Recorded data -
-- begin --

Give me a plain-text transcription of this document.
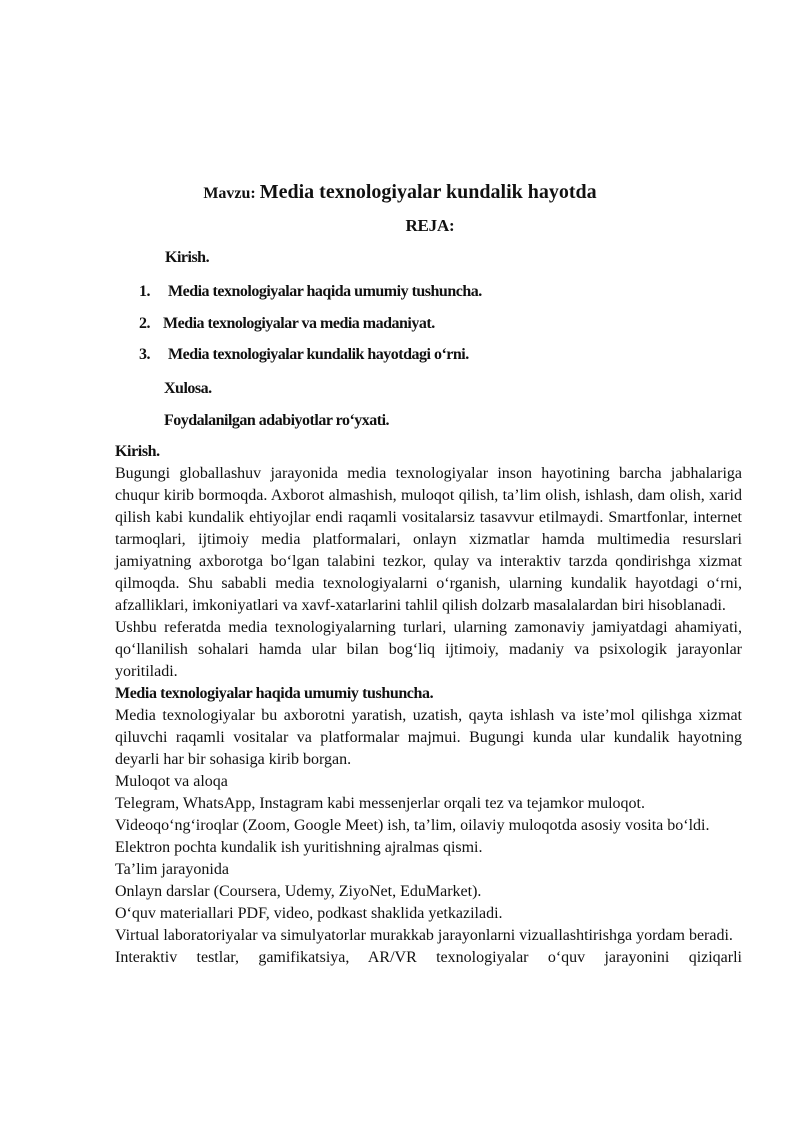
Mavzu: Media texnologiyalar kundalik hayotda
REJA:
Kirish.
1. Media texnologiyalar haqida umumiy tushuncha.
2. Media texnologiyalar va media madaniyat.
3. Media texnologiyalar kundalik hayotdagi o‘rni.
Xulosa.
Foydalanilgan adabiyotlar ro‘yxati.

Kirish.

Bugungi globallashuv jarayonida media texnologiyalar inson hayotining barcha jabhalariga chuqur kirib bormoqda. Axborot almashish, muloqot qilish, ta’lim olish, ishlash, dam olish, xarid qilish kabi kundalik ehtiyojlar endi raqamli vositalarsiz tasavvur etilmaydi. Smartfonlar, internet tarmoqlari, ijtimoiy media platformalari, onlayn xizmatlar hamda multimedia resurslari jamiyatning axborotga bo‘lgan talabini tezkor, qulay va interaktiv tarzda qondirishga xizmat qilmoqda. Shu sababli media texnologiyalarni o‘rganish, ularning kundalik hayotdagi o‘rni, afzalliklari, imkoniyatlari va xavf-xatarlarini tahlil qilish dolzarb masalalardan biri hisoblanadi.

Ushbu referatda media texnologiyalarning turlari, ularning zamonaviy jamiyatdagi ahamiyati, qo‘llanilish sohalari hamda ular bilan bog‘liq ijtimoiy, madaniy va psixologik jarayonlar yoritiladi.

Media texnologiyalar haqida umumiy tushuncha.

Media texnologiyalar bu axborotni yaratish, uzatish, qayta ishlash va iste’mol qilishga xizmat qiluvchi raqamli vositalar va platformalar majmui. Bugungi kunda ular kundalik hayotning deyarli har bir sohasiga kirib borgan.

Muloqot va aloqa

Telegram, WhatsApp, Instagram kabi messenjerlar orqali tez va tejamkor muloqot.

Videoqo‘ng‘iroqlar (Zoom, Google Meet) ish, ta’lim, oilaviy muloqotda asosiy vosita bo‘ldi.

Elektron pochta kundalik ish yuritishning ajralmas qismi.

Ta’lim jarayonida

Onlayn darslar (Coursera, Udemy, ZiyoNet, EduMarket).

O‘quv materiallari PDF, video, podkast shaklida yetkaziladi.

Virtual laboratoriyalar va simulyatorlar murakkab jarayonlarni vizuallashtirishga yordam beradi.

Interaktiv testlar, gamifikatsiya, AR/VR texnologiyalar o‘quv jarayonini qiziqarli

-- end --

TASK GOAL - Make an exact copy of all the material, but keep the pictures out of it.

EXPECTED ANSWER -
Give me a plain-text transcription of this document.
Mavzu: Media texnologiyalar kundalik hayotda
REJA:
Kirish.
1. Media texnologiyalar haqida umumiy tushuncha.
2. Media texnologiyalar va media madaniyat.
3. Media texnologiyalar kundalik hayotdagi o‘rni.
Xulosa.
Foydalanilgan adabiyotlar ro‘yxati.

Kirish.

Bugungi globallashuv jarayonida media texnologiyalar inson hayotining barcha jabhalariga chuqur kirib bormoqda. Axborot almashish, muloqot qilish, ta’lim olish, ishlash, dam olish, xarid qilish kabi kundalik ehtiyojlar endi raqamli vositalarsiz tasavvur etilmaydi. Smartfonlar, internet tarmoqlari, ijtimoiy media platformalari, onlayn xizmatlar hamda multimedia resurslari jamiyatning axborotga bo‘lgan talabini tezkor, qulay va interaktiv tarzda qondirishga xizmat qilmoqda. Shu sababli media texnologiyalarni o‘rganish, ularning kundalik hayotdagi o‘rni, afzalliklari, imkoniyatlari va xavf-xatarlarini tahlil qilish dolzarb masalalardan biri hisoblanadi.

Ushbu referatda media texnologiyalarning turlari, ularning zamonaviy jamiyatdagi ahamiyati, qo‘llanilish sohalari hamda ular bilan bog‘liq ijtimoiy, madaniy va psixologik jarayonlar yoritiladi.

Media texnologiyalar haqida umumiy tushuncha.

Media texnologiyalar bu axborotni yaratish, uzatish, qayta ishlash va iste’mol qilishga xizmat qiluvchi raqamli vositalar va platformalar majmui. Bugungi kunda ular kundalik hayotning deyarli har bir sohasiga kirib borgan.

Muloqot va aloqa

Telegram, WhatsApp, Instagram kabi messenjerlar orqali tez va tejamkor muloqot.

Videoqo‘ng‘iroqlar (Zoom, Google Meet) ish, ta’lim, oilaviy muloqotda asosiy vosita bo‘ldi.

Elektron pochta kundalik ish yuritishning ajralmas qismi.

Ta’lim jarayonida

Onlayn darslar (Coursera, Udemy, ZiyoNet, EduMarket).

O‘quv materiallari PDF, video, podkast shaklida yetkaziladi.

Virtual laboratoriyalar va simulyatorlar murakkab jarayonlarni vizuallashtirishga yordam beradi.

Interaktiv testlar, gamifikatsiya, AR/VR texnologiyalar o‘quv jarayonini qiziqarli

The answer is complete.